** TASK PROMPT **
How many lines of the records below contain the word "Weight"? Answer with the number alone.

** RECORDS SUPPLIED **
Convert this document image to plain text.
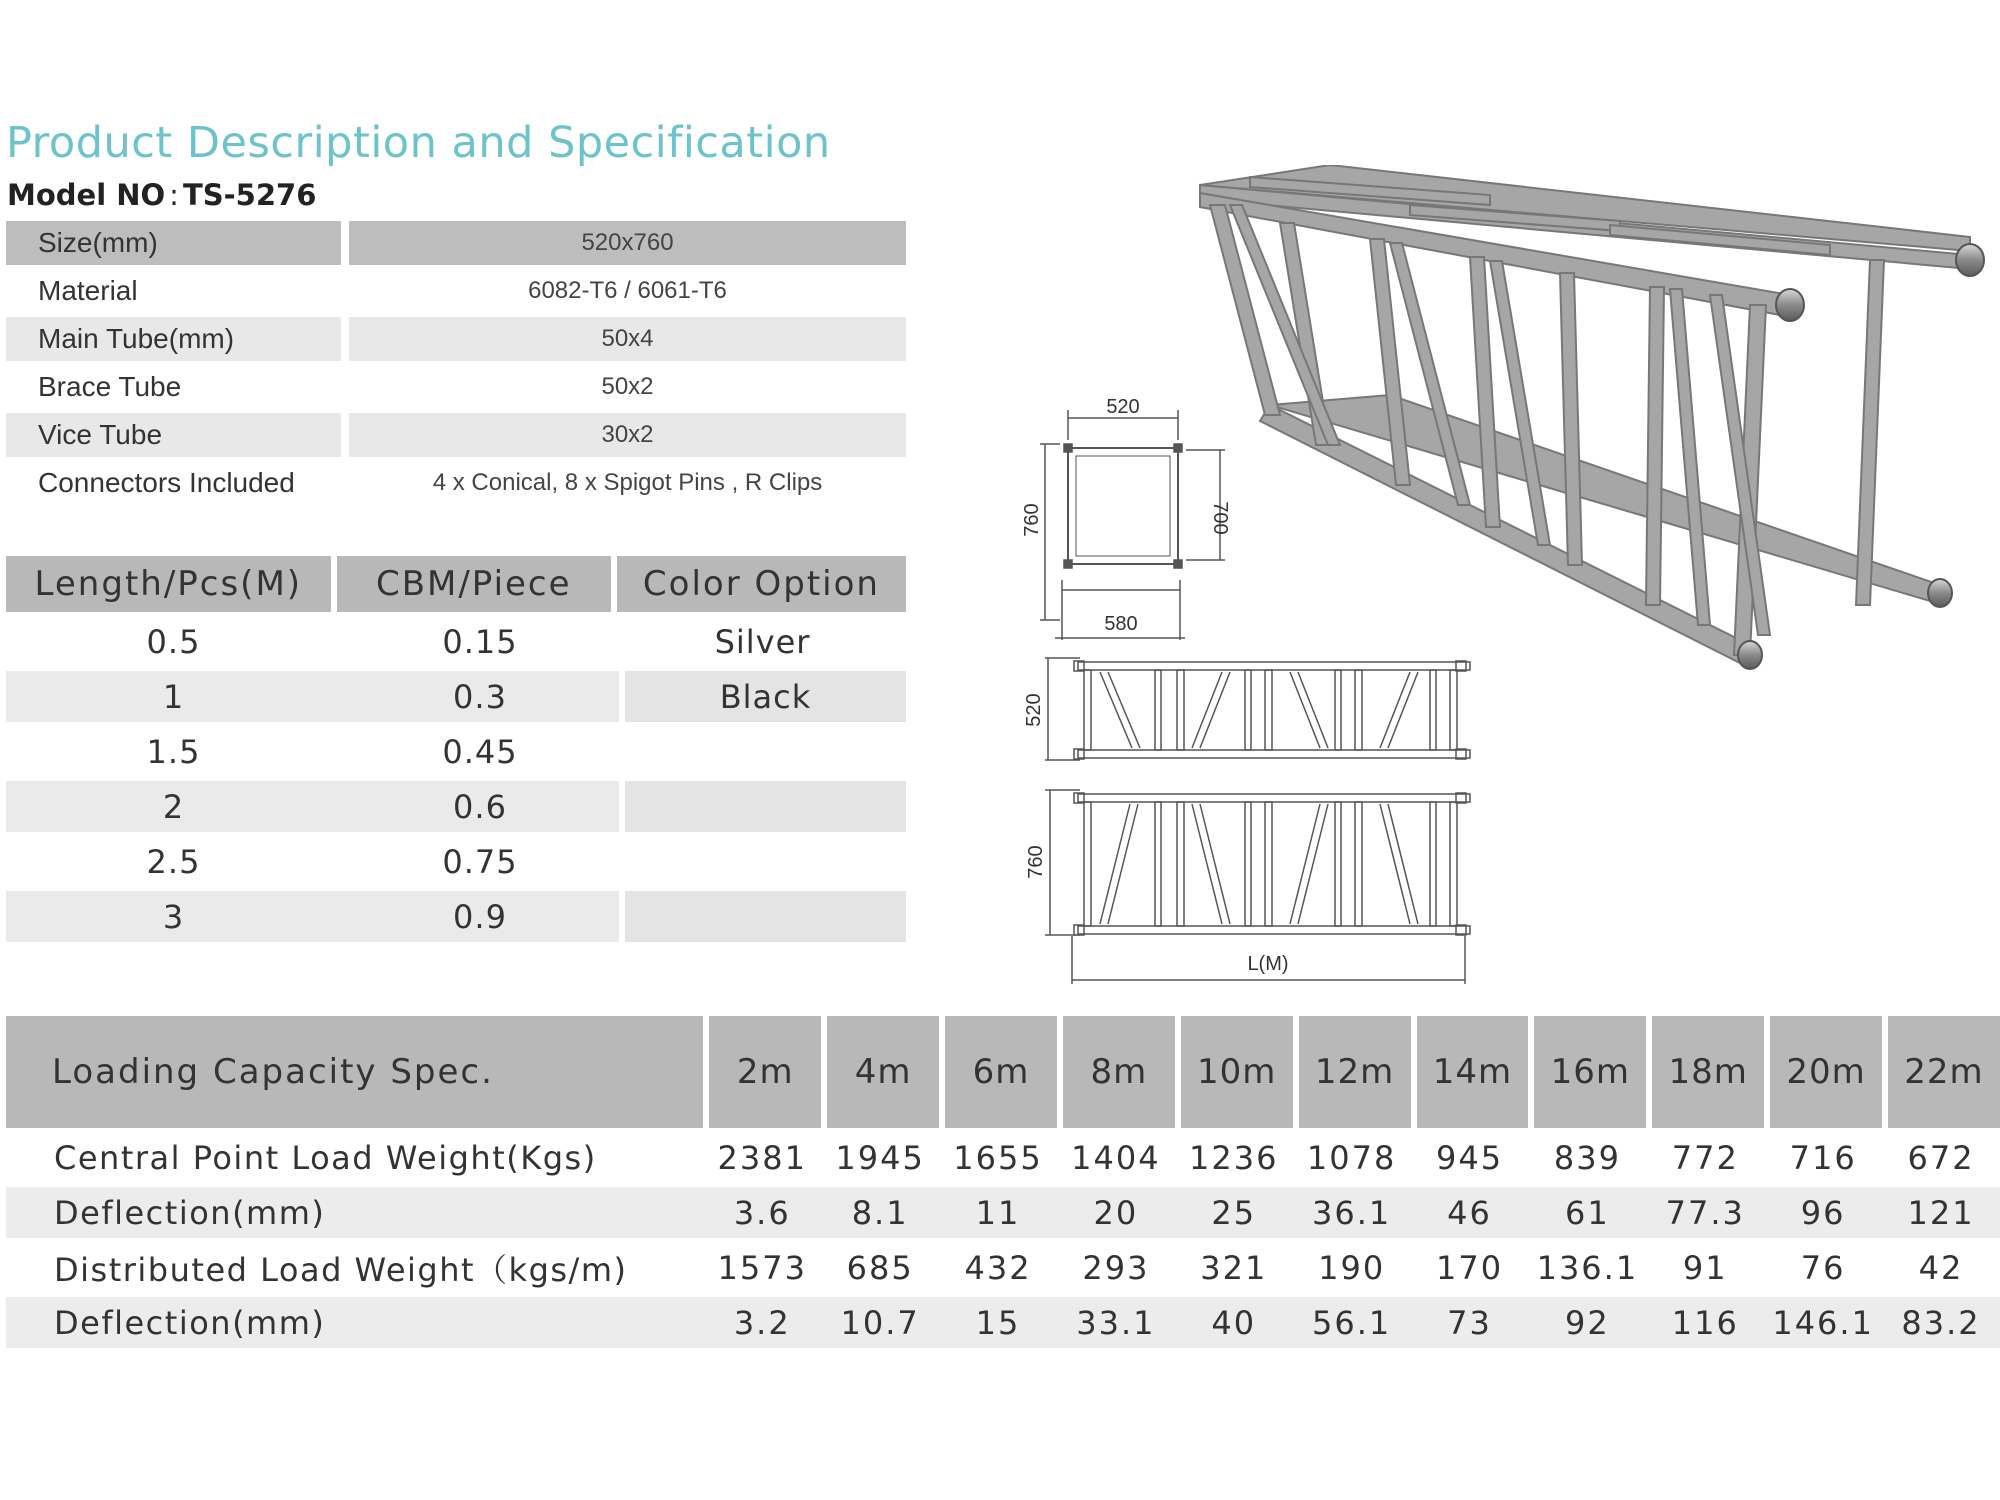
Product Description and Specification
Model NO : TS-5276
Size(mm)	520x760
Material	6082-T6 / 6061-T6
Main Tube(mm)	50x4
Brace Tube	50x2
Vice Tube	30x2
Connectors Included	4 x Conical, 8 x Spigot Pins , R Clips
Length/Pcs(M)	CBM/Piece	Color Option
0.5	0.15	Silver
1	0.3	Black
1.5	0.45
2	0.6
2.5	0.75
3	0.9
520
580
760	700
520
760
L(M)
Loading Capacity Spec.	2m	4m	6m	8m	10m	12m	14m	16m	18m	20m	22m
Central Point Load Weight(Kgs)	2381 1945 1655 1404 1236 1078	945	839	772	716	672
Deflection(mm)	3.6	8.1	11	20	25	36.1	46	61	77.3	96	121
Distributed Load Weight（kgs/m)	1573	685	432	293	321	190	170	136.1	91	76	42
Deflection(mm)	3.2	10.7	15	33.1	40	56.1	73	92	116	146.1 83.2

** WRITTEN REPLY **
2